>> start

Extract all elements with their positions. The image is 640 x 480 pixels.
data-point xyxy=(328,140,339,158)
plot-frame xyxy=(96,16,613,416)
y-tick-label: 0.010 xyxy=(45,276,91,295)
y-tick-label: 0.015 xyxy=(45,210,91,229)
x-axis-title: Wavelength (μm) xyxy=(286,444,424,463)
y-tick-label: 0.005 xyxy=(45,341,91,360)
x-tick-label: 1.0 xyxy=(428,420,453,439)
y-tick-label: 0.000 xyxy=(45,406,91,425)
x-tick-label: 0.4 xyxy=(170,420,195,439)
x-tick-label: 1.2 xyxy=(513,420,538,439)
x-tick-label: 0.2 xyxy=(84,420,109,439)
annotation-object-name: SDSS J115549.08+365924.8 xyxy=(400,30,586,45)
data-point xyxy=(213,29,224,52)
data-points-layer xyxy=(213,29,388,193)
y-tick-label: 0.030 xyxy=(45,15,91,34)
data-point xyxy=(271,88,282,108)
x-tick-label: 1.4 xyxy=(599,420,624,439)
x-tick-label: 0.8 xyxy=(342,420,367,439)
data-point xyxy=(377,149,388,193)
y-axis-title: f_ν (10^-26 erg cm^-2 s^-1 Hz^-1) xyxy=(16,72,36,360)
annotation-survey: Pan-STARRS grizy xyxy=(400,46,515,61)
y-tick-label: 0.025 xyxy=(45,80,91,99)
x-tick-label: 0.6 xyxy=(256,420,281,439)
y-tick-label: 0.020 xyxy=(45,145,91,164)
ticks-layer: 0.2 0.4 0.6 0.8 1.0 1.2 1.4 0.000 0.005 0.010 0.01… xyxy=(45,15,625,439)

>> end

• **STATED PROBLEM**
Please swap "Wavelength" for "Observed wavelength" and give all the entries again, keeping everything else the same.

• **EXERCISE RESPONSE**
Extract all elements with their positions. The image is 640 x 480 pixels.
data-point xyxy=(328,140,339,158)
plot-frame xyxy=(96,16,613,416)
y-tick-label: 0.010 xyxy=(45,276,91,295)
y-tick-label: 0.015 xyxy=(45,210,91,229)
x-axis-title: Observed wavelength (μm) xyxy=(286,444,424,463)
y-tick-label: 0.005 xyxy=(45,341,91,360)
x-tick-label: 1.0 xyxy=(428,420,453,439)
y-tick-label: 0.000 xyxy=(45,406,91,425)
x-tick-label: 0.4 xyxy=(170,420,195,439)
x-tick-label: 1.2 xyxy=(513,420,538,439)
x-tick-label: 0.2 xyxy=(84,420,109,439)
annotation-object-name: SDSS J115549.08+365924.8 xyxy=(400,30,586,45)
data-point xyxy=(213,29,224,52)
data-points-layer xyxy=(213,29,388,193)
y-tick-label: 0.030 xyxy=(45,15,91,34)
data-point xyxy=(271,88,282,108)
x-tick-label: 1.4 xyxy=(599,420,624,439)
x-tick-label: 0.8 xyxy=(342,420,367,439)
data-point xyxy=(377,149,388,193)
y-axis-title: f_ν (10^-26 erg cm^-2 s^-1 Hz^-1) xyxy=(16,72,36,360)
annotation-survey: Pan-STARRS grizy xyxy=(400,46,515,61)
y-tick-label: 0.025 xyxy=(45,80,91,99)
x-tick-label: 0.6 xyxy=(256,420,281,439)
y-tick-label: 0.020 xyxy=(45,145,91,164)
ticks-layer: 0.2 0.4 0.6 0.8 1.0 1.2 1.4 0.000 0.005 0.010 0.01… xyxy=(45,15,625,439)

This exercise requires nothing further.